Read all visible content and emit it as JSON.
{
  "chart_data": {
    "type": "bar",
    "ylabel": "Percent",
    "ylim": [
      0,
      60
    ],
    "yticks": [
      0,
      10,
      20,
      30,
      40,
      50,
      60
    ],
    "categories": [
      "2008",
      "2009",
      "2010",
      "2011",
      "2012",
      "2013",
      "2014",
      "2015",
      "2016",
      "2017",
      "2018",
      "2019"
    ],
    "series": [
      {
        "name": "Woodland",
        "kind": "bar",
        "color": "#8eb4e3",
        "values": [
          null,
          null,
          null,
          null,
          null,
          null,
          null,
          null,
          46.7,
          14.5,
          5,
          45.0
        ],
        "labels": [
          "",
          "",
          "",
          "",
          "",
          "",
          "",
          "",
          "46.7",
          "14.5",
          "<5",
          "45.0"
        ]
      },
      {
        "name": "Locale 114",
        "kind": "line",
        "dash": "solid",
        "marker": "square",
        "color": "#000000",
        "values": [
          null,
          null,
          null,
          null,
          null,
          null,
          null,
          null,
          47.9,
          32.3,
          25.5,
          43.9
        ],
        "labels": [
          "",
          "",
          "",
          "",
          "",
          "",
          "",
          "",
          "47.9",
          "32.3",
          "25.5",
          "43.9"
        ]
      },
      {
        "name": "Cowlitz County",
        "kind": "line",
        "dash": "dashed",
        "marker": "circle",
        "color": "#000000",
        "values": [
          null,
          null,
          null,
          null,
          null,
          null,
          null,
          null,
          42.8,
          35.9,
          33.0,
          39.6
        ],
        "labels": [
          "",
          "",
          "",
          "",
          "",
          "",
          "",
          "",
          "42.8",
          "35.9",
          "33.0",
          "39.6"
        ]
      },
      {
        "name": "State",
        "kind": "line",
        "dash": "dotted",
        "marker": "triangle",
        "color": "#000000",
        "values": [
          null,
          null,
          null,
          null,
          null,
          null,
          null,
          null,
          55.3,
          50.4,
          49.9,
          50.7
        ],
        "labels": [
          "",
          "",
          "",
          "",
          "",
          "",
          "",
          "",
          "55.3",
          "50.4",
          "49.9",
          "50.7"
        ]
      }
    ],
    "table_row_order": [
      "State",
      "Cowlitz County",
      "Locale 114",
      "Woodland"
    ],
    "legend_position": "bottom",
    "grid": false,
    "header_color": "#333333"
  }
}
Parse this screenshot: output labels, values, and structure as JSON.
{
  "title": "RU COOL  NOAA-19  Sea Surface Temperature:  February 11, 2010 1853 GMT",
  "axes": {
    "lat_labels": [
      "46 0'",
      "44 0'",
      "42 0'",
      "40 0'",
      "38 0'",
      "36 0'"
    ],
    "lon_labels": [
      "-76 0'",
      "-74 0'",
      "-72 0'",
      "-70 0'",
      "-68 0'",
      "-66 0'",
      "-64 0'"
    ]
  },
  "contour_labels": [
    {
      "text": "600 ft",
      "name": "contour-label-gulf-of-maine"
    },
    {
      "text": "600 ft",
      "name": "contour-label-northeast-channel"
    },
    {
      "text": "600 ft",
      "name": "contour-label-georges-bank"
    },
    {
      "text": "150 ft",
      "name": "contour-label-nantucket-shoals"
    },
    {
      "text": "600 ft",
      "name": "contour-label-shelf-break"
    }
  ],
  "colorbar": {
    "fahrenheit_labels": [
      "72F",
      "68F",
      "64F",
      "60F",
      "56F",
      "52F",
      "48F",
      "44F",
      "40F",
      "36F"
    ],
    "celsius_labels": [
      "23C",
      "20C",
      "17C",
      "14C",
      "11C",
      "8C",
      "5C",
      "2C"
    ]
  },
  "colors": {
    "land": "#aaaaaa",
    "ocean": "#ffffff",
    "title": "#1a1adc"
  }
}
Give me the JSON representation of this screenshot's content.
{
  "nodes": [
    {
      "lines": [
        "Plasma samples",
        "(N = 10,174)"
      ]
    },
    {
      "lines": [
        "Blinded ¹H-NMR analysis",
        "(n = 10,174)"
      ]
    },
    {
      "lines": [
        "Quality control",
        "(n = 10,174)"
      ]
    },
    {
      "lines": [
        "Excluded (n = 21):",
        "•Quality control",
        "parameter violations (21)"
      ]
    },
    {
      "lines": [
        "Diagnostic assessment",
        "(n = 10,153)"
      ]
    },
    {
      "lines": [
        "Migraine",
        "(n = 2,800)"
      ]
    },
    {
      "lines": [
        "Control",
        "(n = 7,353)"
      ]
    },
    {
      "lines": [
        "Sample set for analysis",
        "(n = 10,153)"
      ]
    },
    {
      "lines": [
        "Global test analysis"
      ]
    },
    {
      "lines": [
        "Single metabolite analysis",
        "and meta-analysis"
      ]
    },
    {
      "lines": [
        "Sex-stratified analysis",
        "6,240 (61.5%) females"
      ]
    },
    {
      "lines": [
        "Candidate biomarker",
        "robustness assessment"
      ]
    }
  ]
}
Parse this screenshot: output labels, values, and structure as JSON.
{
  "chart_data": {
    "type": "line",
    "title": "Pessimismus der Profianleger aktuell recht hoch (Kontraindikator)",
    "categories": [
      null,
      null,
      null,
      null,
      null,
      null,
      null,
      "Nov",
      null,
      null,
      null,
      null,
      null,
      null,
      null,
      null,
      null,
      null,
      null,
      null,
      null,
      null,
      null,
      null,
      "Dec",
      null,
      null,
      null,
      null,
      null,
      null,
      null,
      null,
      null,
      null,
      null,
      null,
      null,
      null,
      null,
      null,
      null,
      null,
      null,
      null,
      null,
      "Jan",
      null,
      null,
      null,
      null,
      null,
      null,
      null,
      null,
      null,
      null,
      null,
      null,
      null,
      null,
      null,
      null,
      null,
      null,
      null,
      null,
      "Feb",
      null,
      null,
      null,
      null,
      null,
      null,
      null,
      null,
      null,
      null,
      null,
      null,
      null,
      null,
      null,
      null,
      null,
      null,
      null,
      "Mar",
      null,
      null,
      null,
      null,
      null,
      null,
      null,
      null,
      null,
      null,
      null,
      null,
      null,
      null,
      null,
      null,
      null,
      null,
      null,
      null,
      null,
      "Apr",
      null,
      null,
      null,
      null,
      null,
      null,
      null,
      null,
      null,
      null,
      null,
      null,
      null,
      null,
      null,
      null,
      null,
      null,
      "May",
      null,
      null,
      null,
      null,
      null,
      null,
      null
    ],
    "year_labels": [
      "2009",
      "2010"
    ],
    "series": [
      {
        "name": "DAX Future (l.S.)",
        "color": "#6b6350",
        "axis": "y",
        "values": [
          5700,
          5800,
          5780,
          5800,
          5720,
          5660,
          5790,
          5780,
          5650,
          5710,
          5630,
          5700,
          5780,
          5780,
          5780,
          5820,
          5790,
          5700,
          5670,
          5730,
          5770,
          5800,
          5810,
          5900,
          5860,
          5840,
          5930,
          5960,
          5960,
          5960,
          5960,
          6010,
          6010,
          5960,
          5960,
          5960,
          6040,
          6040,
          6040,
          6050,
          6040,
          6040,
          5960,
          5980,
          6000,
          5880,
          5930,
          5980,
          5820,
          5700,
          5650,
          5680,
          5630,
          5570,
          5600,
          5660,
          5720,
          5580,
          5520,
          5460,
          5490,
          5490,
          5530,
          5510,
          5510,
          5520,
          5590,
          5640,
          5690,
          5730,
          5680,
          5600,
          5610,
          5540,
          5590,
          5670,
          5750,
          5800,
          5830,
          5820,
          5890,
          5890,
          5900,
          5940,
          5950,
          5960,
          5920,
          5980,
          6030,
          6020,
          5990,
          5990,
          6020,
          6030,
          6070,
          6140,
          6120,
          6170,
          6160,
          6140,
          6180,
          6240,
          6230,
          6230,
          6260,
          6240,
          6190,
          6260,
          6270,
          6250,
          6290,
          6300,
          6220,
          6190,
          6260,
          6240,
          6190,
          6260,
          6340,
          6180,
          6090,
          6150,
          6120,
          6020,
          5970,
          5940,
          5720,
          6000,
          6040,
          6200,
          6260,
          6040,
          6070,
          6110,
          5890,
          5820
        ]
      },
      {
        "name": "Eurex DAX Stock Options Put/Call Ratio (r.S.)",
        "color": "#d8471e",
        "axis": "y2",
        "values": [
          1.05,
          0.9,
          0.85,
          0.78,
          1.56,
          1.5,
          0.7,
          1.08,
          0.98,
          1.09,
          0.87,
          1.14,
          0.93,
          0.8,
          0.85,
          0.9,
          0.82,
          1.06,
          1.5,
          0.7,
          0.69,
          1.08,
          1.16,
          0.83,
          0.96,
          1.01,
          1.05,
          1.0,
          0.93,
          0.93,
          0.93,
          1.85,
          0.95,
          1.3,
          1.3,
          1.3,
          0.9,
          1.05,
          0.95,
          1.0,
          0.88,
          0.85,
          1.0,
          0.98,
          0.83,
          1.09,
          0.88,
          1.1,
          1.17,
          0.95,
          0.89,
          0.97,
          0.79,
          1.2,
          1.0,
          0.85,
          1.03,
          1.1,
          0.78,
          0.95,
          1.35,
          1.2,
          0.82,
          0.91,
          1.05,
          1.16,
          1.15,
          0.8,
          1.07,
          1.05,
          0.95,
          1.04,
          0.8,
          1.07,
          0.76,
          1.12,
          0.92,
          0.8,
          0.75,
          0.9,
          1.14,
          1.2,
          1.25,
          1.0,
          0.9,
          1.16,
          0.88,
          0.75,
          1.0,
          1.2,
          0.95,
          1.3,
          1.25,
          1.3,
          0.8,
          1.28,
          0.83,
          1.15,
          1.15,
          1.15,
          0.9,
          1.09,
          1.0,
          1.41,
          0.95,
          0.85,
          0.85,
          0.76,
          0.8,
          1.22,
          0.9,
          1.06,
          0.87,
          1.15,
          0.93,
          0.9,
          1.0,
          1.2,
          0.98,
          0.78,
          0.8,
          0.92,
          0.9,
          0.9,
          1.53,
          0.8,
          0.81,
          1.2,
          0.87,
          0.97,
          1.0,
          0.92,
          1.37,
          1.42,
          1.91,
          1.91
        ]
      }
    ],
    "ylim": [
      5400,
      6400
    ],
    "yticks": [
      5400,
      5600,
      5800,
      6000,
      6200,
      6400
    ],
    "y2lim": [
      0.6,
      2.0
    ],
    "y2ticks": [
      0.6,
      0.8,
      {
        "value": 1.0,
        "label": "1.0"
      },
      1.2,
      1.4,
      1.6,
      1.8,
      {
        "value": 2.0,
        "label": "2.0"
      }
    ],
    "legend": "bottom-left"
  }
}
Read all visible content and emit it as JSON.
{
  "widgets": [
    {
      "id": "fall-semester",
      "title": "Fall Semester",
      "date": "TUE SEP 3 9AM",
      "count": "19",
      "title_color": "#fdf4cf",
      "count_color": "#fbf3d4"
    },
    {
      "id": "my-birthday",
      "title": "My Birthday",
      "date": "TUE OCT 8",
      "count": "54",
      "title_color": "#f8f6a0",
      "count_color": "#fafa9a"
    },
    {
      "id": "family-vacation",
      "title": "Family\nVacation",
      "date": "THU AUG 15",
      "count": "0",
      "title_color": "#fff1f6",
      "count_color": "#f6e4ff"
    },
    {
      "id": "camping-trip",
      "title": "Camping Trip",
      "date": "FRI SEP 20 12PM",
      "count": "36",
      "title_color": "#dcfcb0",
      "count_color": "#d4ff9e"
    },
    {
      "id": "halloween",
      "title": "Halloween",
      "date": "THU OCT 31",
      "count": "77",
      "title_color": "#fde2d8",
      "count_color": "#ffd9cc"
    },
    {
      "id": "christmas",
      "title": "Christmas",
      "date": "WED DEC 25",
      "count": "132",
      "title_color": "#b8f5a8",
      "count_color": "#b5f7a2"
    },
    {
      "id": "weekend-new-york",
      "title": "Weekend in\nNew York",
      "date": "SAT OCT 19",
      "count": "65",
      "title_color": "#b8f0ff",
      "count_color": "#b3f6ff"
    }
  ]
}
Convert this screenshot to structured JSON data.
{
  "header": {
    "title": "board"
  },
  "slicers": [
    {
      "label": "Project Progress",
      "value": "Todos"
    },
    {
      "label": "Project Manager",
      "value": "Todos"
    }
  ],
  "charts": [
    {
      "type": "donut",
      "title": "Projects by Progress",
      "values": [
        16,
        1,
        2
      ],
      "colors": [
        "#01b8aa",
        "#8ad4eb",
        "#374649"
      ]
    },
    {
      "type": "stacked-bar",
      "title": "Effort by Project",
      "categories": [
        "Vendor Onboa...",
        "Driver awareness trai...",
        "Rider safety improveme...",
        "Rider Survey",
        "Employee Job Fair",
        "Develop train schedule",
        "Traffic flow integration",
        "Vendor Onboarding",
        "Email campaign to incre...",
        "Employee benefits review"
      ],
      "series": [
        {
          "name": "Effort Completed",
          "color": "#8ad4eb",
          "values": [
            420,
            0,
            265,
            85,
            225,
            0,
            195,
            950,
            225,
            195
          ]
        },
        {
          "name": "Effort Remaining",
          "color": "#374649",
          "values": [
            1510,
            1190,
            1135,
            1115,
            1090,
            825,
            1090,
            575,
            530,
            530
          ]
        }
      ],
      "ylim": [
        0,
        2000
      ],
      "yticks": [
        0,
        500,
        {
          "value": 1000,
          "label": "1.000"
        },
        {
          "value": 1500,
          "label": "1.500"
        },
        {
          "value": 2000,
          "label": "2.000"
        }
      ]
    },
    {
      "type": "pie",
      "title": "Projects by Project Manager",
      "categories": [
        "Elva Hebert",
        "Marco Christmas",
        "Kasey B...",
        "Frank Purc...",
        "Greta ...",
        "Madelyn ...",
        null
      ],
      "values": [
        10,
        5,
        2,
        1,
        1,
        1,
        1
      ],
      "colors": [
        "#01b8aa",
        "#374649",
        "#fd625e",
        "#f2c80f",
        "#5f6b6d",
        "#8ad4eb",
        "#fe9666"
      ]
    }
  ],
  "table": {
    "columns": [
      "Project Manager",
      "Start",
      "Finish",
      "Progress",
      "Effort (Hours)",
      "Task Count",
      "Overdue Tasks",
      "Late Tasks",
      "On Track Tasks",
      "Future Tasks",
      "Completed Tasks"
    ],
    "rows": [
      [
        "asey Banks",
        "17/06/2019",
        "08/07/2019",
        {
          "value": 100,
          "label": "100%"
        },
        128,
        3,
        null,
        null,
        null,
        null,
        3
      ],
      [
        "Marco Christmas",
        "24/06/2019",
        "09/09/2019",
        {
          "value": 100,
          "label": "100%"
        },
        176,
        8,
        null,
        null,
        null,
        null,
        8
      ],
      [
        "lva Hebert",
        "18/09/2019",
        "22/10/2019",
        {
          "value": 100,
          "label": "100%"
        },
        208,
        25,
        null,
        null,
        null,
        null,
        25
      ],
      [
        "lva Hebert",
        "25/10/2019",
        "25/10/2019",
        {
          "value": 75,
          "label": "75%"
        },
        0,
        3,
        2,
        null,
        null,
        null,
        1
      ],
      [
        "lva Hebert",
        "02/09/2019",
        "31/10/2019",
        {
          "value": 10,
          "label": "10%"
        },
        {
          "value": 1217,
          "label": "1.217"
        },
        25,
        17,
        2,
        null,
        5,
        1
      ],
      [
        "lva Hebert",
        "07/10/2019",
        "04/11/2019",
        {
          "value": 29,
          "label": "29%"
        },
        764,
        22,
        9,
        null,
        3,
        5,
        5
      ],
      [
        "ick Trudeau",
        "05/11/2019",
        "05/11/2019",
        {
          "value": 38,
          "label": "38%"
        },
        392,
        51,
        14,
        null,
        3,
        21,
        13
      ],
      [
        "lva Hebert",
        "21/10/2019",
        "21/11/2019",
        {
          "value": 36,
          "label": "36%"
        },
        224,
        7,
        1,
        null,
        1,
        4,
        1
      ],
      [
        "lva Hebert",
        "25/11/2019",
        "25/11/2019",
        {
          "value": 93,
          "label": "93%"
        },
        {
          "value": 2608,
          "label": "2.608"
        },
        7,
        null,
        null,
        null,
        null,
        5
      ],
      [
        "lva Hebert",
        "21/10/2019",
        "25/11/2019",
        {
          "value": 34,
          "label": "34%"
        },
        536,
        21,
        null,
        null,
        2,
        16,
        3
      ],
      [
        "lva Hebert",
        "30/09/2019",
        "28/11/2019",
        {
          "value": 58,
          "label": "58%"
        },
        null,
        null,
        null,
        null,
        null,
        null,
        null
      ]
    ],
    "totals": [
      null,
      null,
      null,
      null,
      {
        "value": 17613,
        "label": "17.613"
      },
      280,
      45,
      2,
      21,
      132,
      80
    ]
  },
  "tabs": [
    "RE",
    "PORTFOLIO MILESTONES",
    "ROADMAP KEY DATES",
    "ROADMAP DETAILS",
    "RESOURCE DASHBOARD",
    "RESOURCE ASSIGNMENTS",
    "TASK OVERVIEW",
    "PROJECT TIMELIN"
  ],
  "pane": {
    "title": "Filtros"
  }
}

## THE TASK:
Count every line bearing the word "RESOURCE"; report the total only.

## WORKED SOLUTION:
2